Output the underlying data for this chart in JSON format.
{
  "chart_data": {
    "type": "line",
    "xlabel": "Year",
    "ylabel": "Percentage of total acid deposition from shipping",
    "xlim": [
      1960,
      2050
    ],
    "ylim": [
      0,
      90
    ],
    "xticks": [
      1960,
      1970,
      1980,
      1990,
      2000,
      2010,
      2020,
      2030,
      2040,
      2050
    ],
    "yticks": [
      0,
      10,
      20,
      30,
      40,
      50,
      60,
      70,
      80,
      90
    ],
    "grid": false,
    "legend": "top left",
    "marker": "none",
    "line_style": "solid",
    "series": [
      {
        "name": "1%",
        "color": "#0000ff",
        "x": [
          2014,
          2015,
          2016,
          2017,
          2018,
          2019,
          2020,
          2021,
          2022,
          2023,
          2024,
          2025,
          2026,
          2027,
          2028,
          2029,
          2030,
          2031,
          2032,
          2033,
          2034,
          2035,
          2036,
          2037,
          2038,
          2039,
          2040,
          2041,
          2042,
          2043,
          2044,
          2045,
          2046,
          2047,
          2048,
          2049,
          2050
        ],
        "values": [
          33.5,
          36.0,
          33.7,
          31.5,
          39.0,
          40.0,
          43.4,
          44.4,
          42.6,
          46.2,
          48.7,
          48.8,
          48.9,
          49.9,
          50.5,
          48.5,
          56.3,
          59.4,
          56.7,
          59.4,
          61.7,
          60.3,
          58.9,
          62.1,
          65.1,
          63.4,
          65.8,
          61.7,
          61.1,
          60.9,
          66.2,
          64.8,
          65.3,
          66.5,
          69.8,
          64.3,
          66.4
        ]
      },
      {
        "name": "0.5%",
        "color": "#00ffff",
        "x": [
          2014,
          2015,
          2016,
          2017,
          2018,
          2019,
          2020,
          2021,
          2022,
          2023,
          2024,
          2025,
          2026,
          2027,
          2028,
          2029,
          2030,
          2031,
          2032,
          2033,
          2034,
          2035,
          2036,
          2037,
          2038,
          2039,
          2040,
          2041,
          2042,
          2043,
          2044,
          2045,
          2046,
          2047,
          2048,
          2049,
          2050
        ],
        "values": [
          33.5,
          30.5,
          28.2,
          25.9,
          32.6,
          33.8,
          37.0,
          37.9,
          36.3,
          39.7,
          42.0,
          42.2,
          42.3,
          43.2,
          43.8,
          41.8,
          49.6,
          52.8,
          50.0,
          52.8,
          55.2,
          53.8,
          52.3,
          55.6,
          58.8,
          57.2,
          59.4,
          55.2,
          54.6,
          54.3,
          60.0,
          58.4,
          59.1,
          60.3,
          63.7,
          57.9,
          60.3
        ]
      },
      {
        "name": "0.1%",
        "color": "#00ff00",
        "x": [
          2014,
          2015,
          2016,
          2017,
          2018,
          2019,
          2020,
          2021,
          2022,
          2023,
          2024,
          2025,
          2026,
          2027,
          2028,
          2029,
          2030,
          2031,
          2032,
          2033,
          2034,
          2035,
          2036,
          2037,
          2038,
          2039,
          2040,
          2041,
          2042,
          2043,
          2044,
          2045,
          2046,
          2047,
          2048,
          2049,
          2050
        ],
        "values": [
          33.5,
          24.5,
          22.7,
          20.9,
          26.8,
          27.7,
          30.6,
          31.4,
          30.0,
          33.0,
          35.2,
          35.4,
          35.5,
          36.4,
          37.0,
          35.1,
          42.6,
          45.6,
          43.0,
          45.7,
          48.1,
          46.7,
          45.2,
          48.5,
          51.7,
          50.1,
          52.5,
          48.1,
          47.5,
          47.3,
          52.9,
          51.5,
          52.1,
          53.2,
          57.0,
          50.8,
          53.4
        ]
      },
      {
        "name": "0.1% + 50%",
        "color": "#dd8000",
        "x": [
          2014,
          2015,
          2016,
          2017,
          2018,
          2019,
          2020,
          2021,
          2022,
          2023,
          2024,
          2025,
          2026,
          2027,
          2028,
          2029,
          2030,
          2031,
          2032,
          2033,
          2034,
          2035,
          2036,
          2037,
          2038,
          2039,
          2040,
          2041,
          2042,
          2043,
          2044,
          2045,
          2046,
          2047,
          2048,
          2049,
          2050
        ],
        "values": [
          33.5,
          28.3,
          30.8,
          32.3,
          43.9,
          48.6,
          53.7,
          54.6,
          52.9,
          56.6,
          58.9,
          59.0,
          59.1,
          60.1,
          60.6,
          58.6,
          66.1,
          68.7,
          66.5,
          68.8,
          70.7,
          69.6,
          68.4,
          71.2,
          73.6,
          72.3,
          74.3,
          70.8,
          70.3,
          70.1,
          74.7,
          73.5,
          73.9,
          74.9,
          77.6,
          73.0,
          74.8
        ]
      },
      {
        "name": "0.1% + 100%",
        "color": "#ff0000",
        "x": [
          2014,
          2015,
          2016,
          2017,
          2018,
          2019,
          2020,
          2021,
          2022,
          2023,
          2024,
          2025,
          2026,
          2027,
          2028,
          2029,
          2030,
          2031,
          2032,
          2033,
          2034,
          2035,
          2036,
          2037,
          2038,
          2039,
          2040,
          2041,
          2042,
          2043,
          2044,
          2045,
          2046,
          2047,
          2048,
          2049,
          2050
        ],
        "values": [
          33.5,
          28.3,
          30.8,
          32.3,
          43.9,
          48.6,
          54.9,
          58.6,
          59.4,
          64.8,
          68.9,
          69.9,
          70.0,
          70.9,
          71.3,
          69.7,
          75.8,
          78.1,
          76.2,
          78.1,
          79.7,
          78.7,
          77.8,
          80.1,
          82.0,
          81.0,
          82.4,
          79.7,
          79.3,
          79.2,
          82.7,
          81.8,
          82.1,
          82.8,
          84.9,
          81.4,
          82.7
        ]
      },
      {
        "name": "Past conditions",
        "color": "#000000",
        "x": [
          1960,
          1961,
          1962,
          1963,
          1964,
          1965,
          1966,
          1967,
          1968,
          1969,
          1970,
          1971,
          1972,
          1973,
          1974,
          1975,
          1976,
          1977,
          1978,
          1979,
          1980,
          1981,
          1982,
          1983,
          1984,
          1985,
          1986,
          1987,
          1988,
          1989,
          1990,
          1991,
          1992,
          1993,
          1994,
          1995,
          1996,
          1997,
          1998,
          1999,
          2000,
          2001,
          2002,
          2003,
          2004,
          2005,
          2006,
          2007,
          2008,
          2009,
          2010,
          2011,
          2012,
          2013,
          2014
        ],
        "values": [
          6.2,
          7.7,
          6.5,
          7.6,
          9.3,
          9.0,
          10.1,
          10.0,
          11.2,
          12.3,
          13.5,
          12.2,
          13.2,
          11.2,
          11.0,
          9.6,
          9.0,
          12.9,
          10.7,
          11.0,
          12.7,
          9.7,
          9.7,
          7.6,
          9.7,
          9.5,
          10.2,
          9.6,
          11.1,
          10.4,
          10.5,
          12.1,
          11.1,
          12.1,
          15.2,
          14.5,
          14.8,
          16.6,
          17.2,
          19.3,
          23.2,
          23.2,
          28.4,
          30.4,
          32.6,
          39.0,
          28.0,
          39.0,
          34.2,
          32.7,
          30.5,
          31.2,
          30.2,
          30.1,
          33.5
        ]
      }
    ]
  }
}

### Goal of the exercise
Nothing in the data may differ; print all of it exactly as written.

### Full answer
Output the underlying data for this chart in JSON format.
{
  "chart_data": {
    "type": "line",
    "xlabel": "Year",
    "ylabel": "Percentage of total acid deposition from shipping",
    "xlim": [
      1960,
      2050
    ],
    "ylim": [
      0,
      90
    ],
    "xticks": [
      1960,
      1970,
      1980,
      1990,
      2000,
      2010,
      2020,
      2030,
      2040,
      2050
    ],
    "yticks": [
      0,
      10,
      20,
      30,
      40,
      50,
      60,
      70,
      80,
      90
    ],
    "grid": false,
    "legend": "top left",
    "marker": "none",
    "line_style": "solid",
    "series": [
      {
        "name": "1%",
        "color": "#0000ff",
        "x": [
          2014,
          2015,
          2016,
          2017,
          2018,
          2019,
          2020,
          2021,
          2022,
          2023,
          2024,
          2025,
          2026,
          2027,
          2028,
          2029,
          2030,
          2031,
          2032,
          2033,
          2034,
          2035,
          2036,
          2037,
          2038,
          2039,
          2040,
          2041,
          2042,
          2043,
          2044,
          2045,
          2046,
          2047,
          2048,
          2049,
          2050
        ],
        "values": [
          33.5,
          36.0,
          33.7,
          31.5,
          39.0,
          40.0,
          43.4,
          44.4,
          42.6,
          46.2,
          48.7,
          48.8,
          48.9,
          49.9,
          50.5,
          48.5,
          56.3,
          59.4,
          56.7,
          59.4,
          61.7,
          60.3,
          58.9,
          62.1,
          65.1,
          63.4,
          65.8,
          61.7,
          61.1,
          60.9,
          66.2,
          64.8,
          65.3,
          66.5,
          69.8,
          64.3,
          66.4
        ]
      },
      {
        "name": "0.5%",
        "color": "#00ffff",
        "x": [
          2014,
          2015,
          2016,
          2017,
          2018,
          2019,
          2020,
          2021,
          2022,
          2023,
          2024,
          2025,
          2026,
          2027,
          2028,
          2029,
          2030,
          2031,
          2032,
          2033,
          2034,
          2035,
          2036,
          2037,
          2038,
          2039,
          2040,
          2041,
          2042,
          2043,
          2044,
          2045,
          2046,
          2047,
          2048,
          2049,
          2050
        ],
        "values": [
          33.5,
          30.5,
          28.2,
          25.9,
          32.6,
          33.8,
          37.0,
          37.9,
          36.3,
          39.7,
          42.0,
          42.2,
          42.3,
          43.2,
          43.8,
          41.8,
          49.6,
          52.8,
          50.0,
          52.8,
          55.2,
          53.8,
          52.3,
          55.6,
          58.8,
          57.2,
          59.4,
          55.2,
          54.6,
          54.3,
          60.0,
          58.4,
          59.1,
          60.3,
          63.7,
          57.9,
          60.3
        ]
      },
      {
        "name": "0.1%",
        "color": "#00ff00",
        "x": [
          2014,
          2015,
          2016,
          2017,
          2018,
          2019,
          2020,
          2021,
          2022,
          2023,
          2024,
          2025,
          2026,
          2027,
          2028,
          2029,
          2030,
          2031,
          2032,
          2033,
          2034,
          2035,
          2036,
          2037,
          2038,
          2039,
          2040,
          2041,
          2042,
          2043,
          2044,
          2045,
          2046,
          2047,
          2048,
          2049,
          2050
        ],
        "values": [
          33.5,
          24.5,
          22.7,
          20.9,
          26.8,
          27.7,
          30.6,
          31.4,
          30.0,
          33.0,
          35.2,
          35.4,
          35.5,
          36.4,
          37.0,
          35.1,
          42.6,
          45.6,
          43.0,
          45.7,
          48.1,
          46.7,
          45.2,
          48.5,
          51.7,
          50.1,
          52.5,
          48.1,
          47.5,
          47.3,
          52.9,
          51.5,
          52.1,
          53.2,
          57.0,
          50.8,
          53.4
        ]
      },
      {
        "name": "0.1% + 50%",
        "color": "#dd8000",
        "x": [
          2014,
          2015,
          2016,
          2017,
          2018,
          2019,
          2020,
          2021,
          2022,
          2023,
          2024,
          2025,
          2026,
          2027,
          2028,
          2029,
          2030,
          2031,
          2032,
          2033,
          2034,
          2035,
          2036,
          2037,
          2038,
          2039,
          2040,
          2041,
          2042,
          2043,
          2044,
          2045,
          2046,
          2047,
          2048,
          2049,
          2050
        ],
        "values": [
          33.5,
          28.3,
          30.8,
          32.3,
          43.9,
          48.6,
          53.7,
          54.6,
          52.9,
          56.6,
          58.9,
          59.0,
          59.1,
          60.1,
          60.6,
          58.6,
          66.1,
          68.7,
          66.5,
          68.8,
          70.7,
          69.6,
          68.4,
          71.2,
          73.6,
          72.3,
          74.3,
          70.8,
          70.3,
          70.1,
          74.7,
          73.5,
          73.9,
          74.9,
          77.6,
          73.0,
          74.8
        ]
      },
      {
        "name": "0.1% + 100%",
        "color": "#ff0000",
        "x": [
          2014,
          2015,
          2016,
          2017,
          2018,
          2019,
          2020,
          2021,
          2022,
          2023,
          2024,
          2025,
          2026,
          2027,
          2028,
          2029,
          2030,
          2031,
          2032,
          2033,
          2034,
          2035,
          2036,
          2037,
          2038,
          2039,
          2040,
          2041,
          2042,
          2043,
          2044,
          2045,
          2046,
          2047,
          2048,
          2049,
          2050
        ],
        "values": [
          33.5,
          28.3,
          30.8,
          32.3,
          43.9,
          48.6,
          54.9,
          58.6,
          59.4,
          64.8,
          68.9,
          69.9,
          70.0,
          70.9,
          71.3,
          69.7,
          75.8,
          78.1,
          76.2,
          78.1,
          79.7,
          78.7,
          77.8,
          80.1,
          82.0,
          81.0,
          82.4,
          79.7,
          79.3,
          79.2,
          82.7,
          81.8,
          82.1,
          82.8,
          84.9,
          81.4,
          82.7
        ]
      },
      {
        "name": "Past conditions",
        "color": "#000000",
        "x": [
          1960,
          1961,
          1962,
          1963,
          1964,
          1965,
          1966,
          1967,
          1968,
          1969,
          1970,
          1971,
          1972,
          1973,
          1974,
          1975,
          1976,
          1977,
          1978,
          1979,
          1980,
          1981,
          1982,
          1983,
          1984,
          1985,
          1986,
          1987,
          1988,
          1989,
          1990,
          1991,
          1992,
          1993,
          1994,
          1995,
          1996,
          1997,
          1998,
          1999,
          2000,
          2001,
          2002,
          2003,
          2004,
          2005,
          2006,
          2007,
          2008,
          2009,
          2010,
          2011,
          2012,
          2013,
          2014
        ],
        "values": [
          6.2,
          7.7,
          6.5,
          7.6,
          9.3,
          9.0,
          10.1,
          10.0,
          11.2,
          12.3,
          13.5,
          12.2,
          13.2,
          11.2,
          11.0,
          9.6,
          9.0,
          12.9,
          10.7,
          11.0,
          12.7,
          9.7,
          9.7,
          7.6,
          9.7,
          9.5,
          10.2,
          9.6,
          11.1,
          10.4,
          10.5,
          12.1,
          11.1,
          12.1,
          15.2,
          14.5,
          14.8,
          16.6,
          17.2,
          19.3,
          23.2,
          23.2,
          28.4,
          30.4,
          32.6,
          39.0,
          28.0,
          39.0,
          34.2,
          32.7,
          30.5,
          31.2,
          30.2,
          30.1,
          33.5
        ]
      }
    ]
  }
}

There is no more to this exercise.